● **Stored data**
--- start ---
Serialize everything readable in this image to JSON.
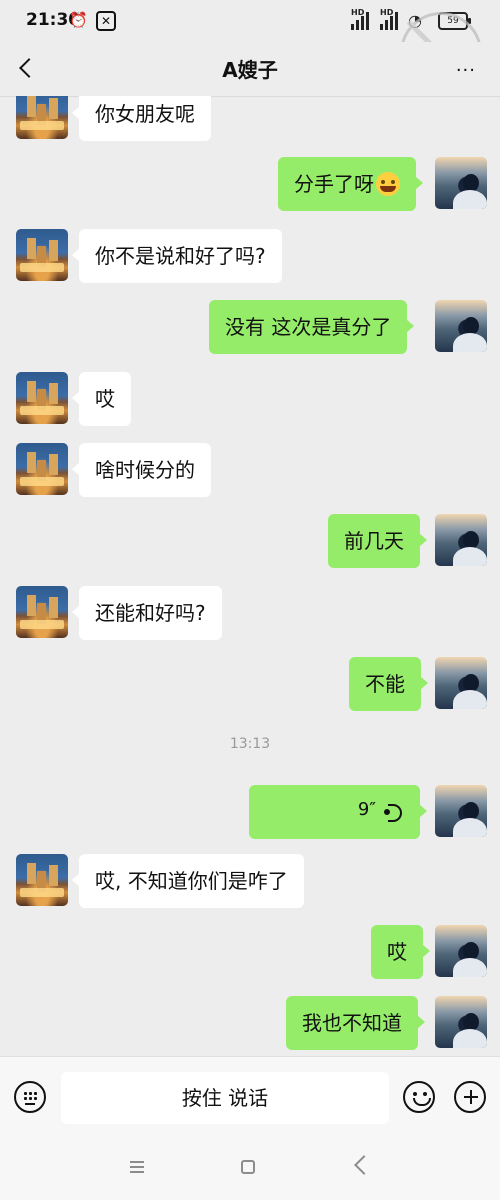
{
  "status_bar": {
    "time": "21:30",
    "battery": "59",
    "network_label_1": "HD",
    "network_label_2": "HD"
  },
  "header": {
    "title": "A嫂子",
    "more_label": "···"
  },
  "messages": [
    {
      "side": "left",
      "text": "你女朋友呢"
    },
    {
      "side": "right",
      "text": "分手了呀"
    },
    {
      "side": "left",
      "text": "你不是说和好了吗?"
    },
    {
      "side": "right",
      "text": "没有  这次是真分了"
    },
    {
      "side": "left",
      "text": "哎"
    },
    {
      "side": "left",
      "text": "啥时候分的"
    },
    {
      "side": "right",
      "text": "前几天"
    },
    {
      "side": "left",
      "text": "还能和好吗?"
    },
    {
      "side": "right",
      "text": "不能"
    },
    {
      "side": "left",
      "text": "哎, 不知道你们是咋了"
    },
    {
      "side": "right",
      "text": "哎"
    },
    {
      "side": "right",
      "text": "我也不知道"
    }
  ],
  "timestamp": "13:13",
  "voice_message": {
    "duration": "9″"
  },
  "composer": {
    "voice_label": "按住 说话"
  },
  "colors": {
    "background": "#ededed",
    "sent_bubble": "#95ec69",
    "received_bubble": "#ffffff"
  },
  "icons": [
    "back-icon",
    "more-icon",
    "voice-icon",
    "keyboard-icon",
    "emoji-icon",
    "plus-icon",
    "menu-icon",
    "home-icon",
    "back-nav-icon"
  ]
}
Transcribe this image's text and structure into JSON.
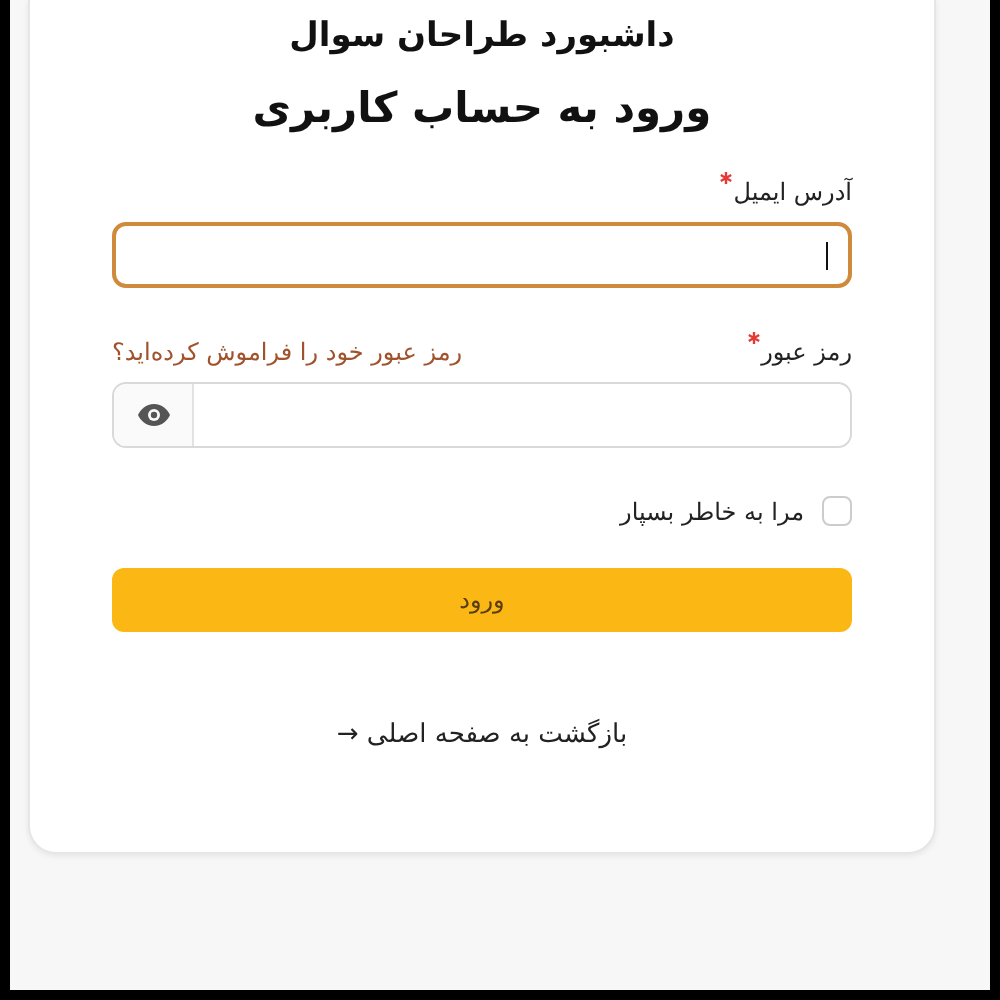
{
  "app_title": "داشبورد طراحان سوال",
  "heading": "ورود به حساب کاربری",
  "email_field": {
    "label": "آدرس ایمیل",
    "required": true,
    "focused": true
  },
  "password_field": {
    "label": "رمز عبور",
    "required": true,
    "focused": false
  },
  "forgot_link": "رمز عبور خود را فراموش کرده‌اید؟",
  "remember_me": {
    "label": "مرا به خاطر بسپار",
    "checked": false
  },
  "submit_button": "ورود",
  "back_link": "بازگشت به صفحه اصلی →"
}
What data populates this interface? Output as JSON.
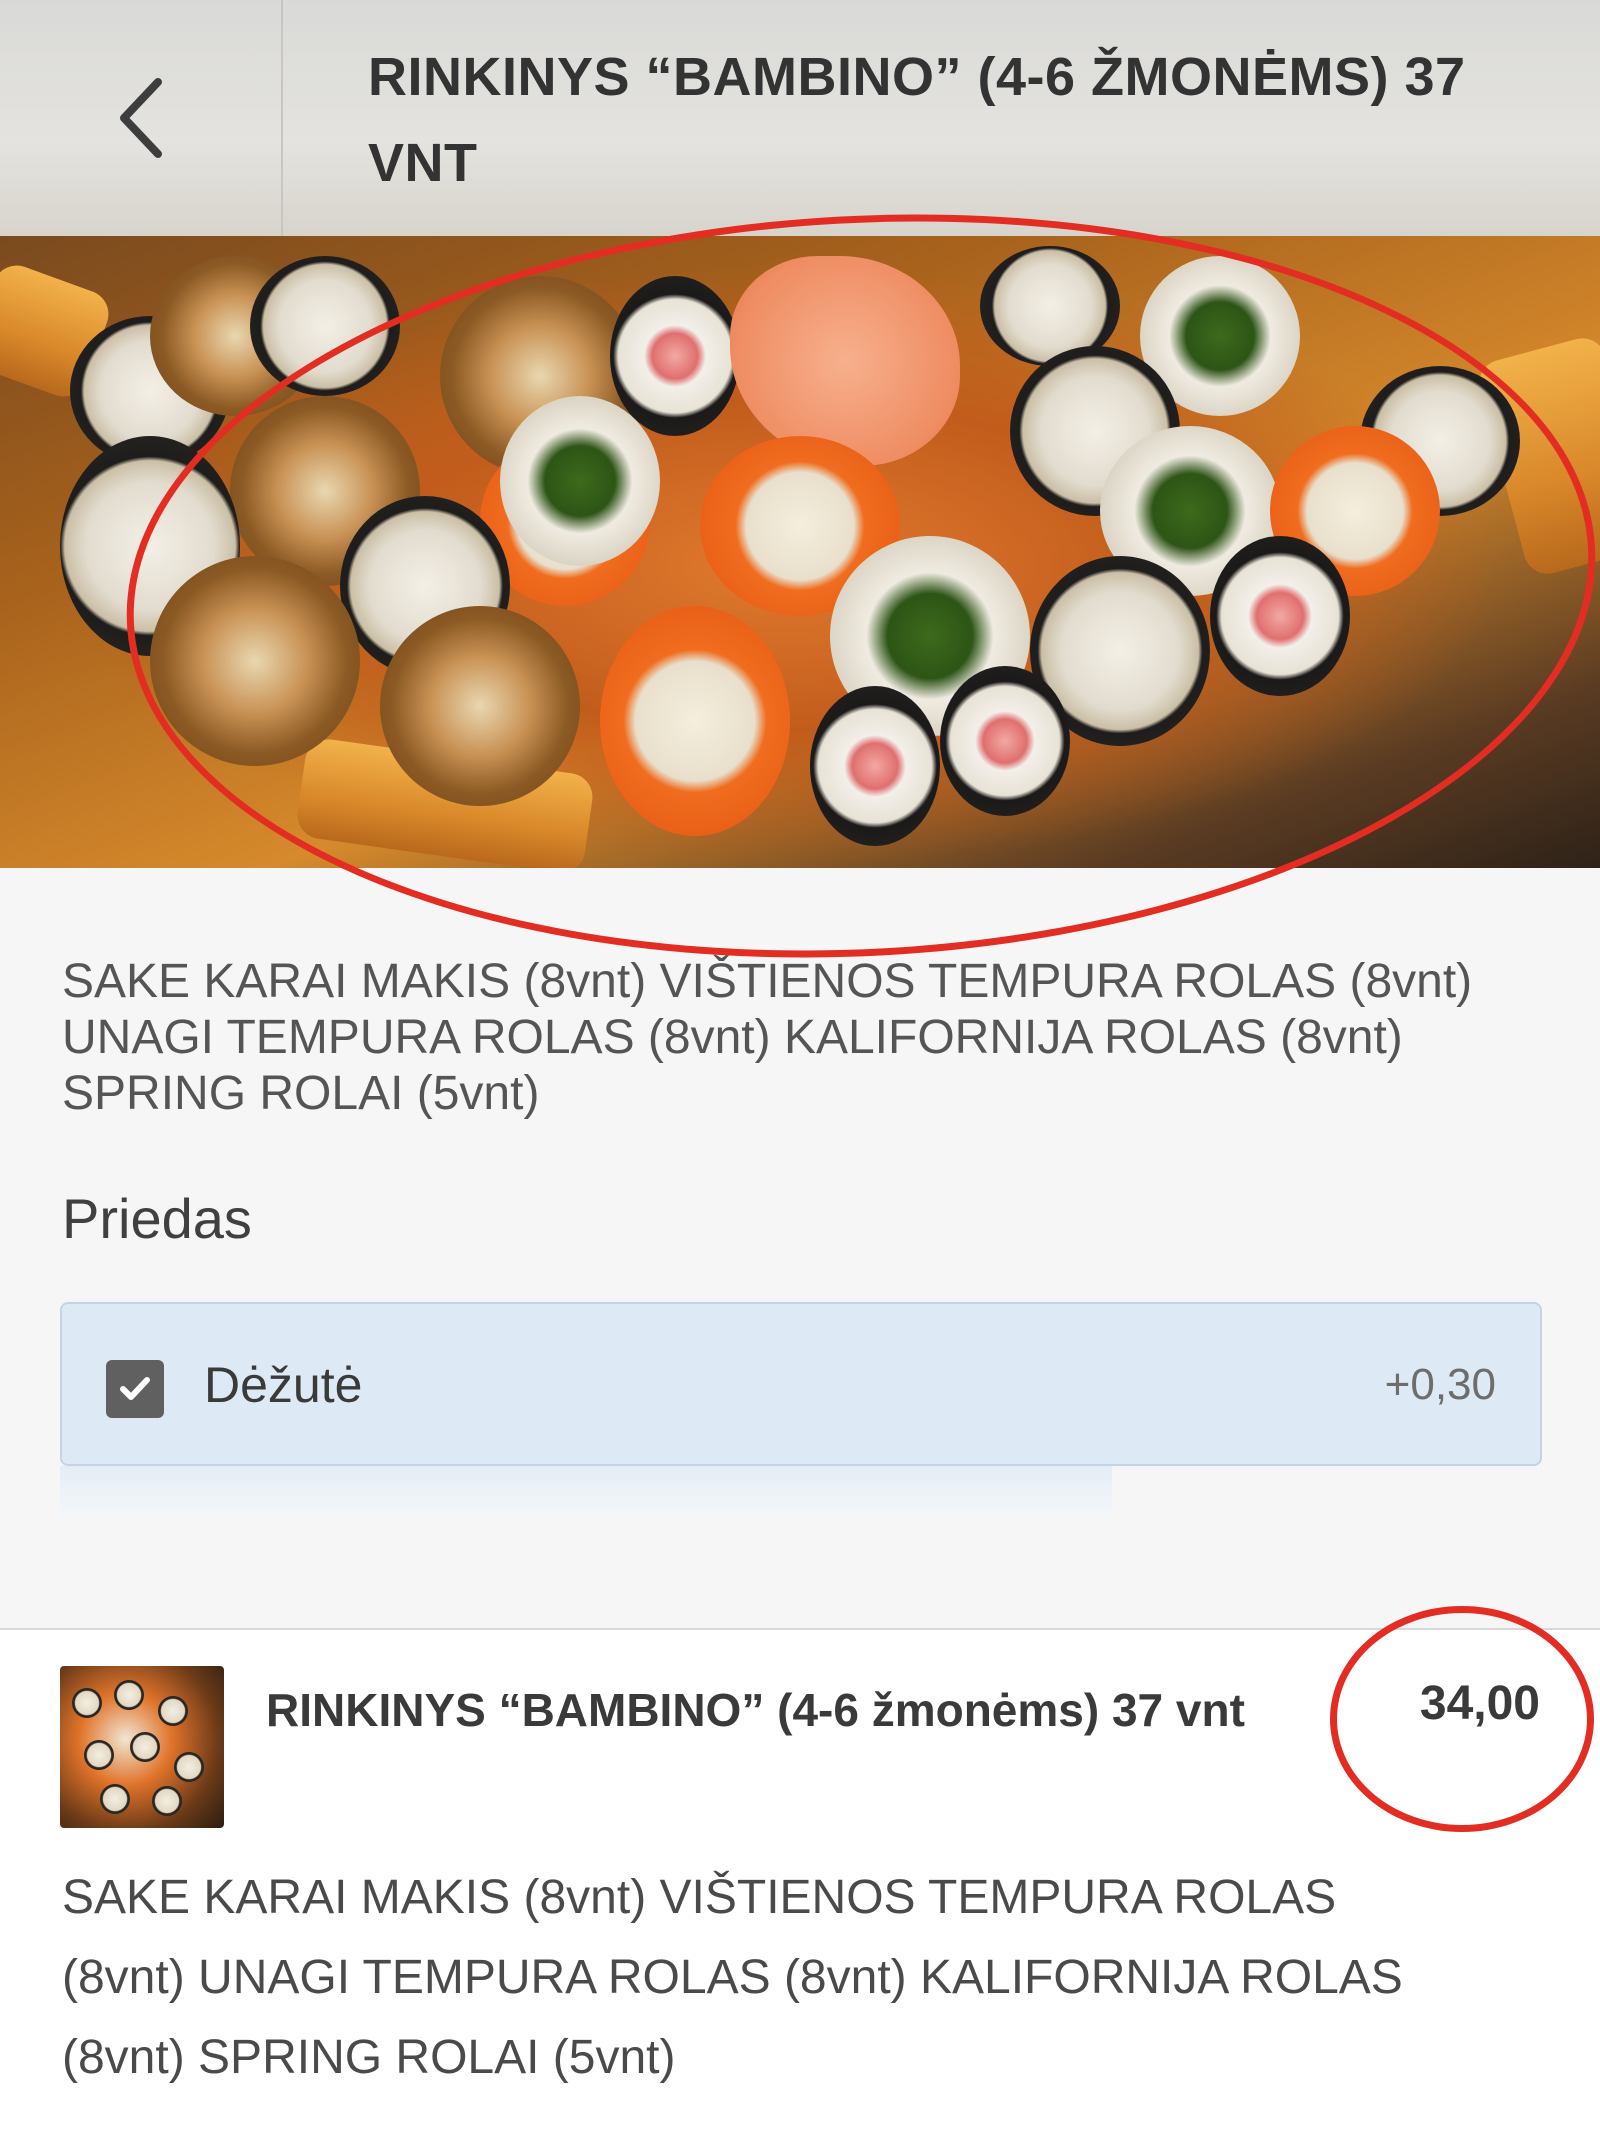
{
  "header": {
    "title": "RINKINYS “BAMBINO” (4-6 ŽMONĖMS) 37 VNT",
    "back_icon": "chevron-left-icon"
  },
  "product": {
    "description": "SAKE KARAI MAKIS (8vnt) VIŠTIENOS TEMPURA ROLAS (8vnt) UNAGI TEMPURA ROLAS (8vnt) KALIFORNIJA ROLAS (8vnt) SPRING ROLAI (5vnt)"
  },
  "addons": {
    "section_label": "Priedas",
    "options": [
      {
        "label": "Dėžutė",
        "price": "+0,30",
        "checked": true
      }
    ]
  },
  "cart_item": {
    "name": "RINKINYS “BAMBINO” (4-6 žmonėms) 37 vnt",
    "price": "34,00",
    "description": "SAKE KARAI MAKIS (8vnt) VIŠTIENOS TEMPURA ROLAS (8vnt) UNAGI TEMPURA ROLAS (8vnt) KALIFORNIJA ROLAS (8vnt) SPRING ROLAI (5vnt)"
  },
  "colors": {
    "annotation": "#e32d23",
    "option_background": "#dde9f4",
    "checkbox": "#606060"
  }
}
--- end ---
● **EXERCISE TASK**
Output an exact copy of the lines from the one with "What data populates" through the closing line of the records, inclusive, without any images.

● **OUTPUT FOR THIS TASK**
What data populates this interface? Output as JSON.
{
  "header": {
    "title": "RINKINYS “BAMBINO” (4-6 ŽMONĖMS) 37 VNT",
    "back_icon": "chevron-left-icon"
  },
  "product": {
    "description": "SAKE KARAI MAKIS (8vnt) VIŠTIENOS TEMPURA ROLAS (8vnt) UNAGI TEMPURA ROLAS (8vnt) KALIFORNIJA ROLAS (8vnt) SPRING ROLAI (5vnt)"
  },
  "addons": {
    "section_label": "Priedas",
    "options": [
      {
        "label": "Dėžutė",
        "price": "+0,30",
        "checked": true
      }
    ]
  },
  "cart_item": {
    "name": "RINKINYS “BAMBINO” (4-6 žmonėms) 37 vnt",
    "price": "34,00",
    "description": "SAKE KARAI MAKIS (8vnt) VIŠTIENOS TEMPURA ROLAS (8vnt) UNAGI TEMPURA ROLAS (8vnt) KALIFORNIJA ROLAS (8vnt) SPRING ROLAI (5vnt)"
  },
  "colors": {
    "annotation": "#e32d23",
    "option_background": "#dde9f4",
    "checkbox": "#606060"
  }
}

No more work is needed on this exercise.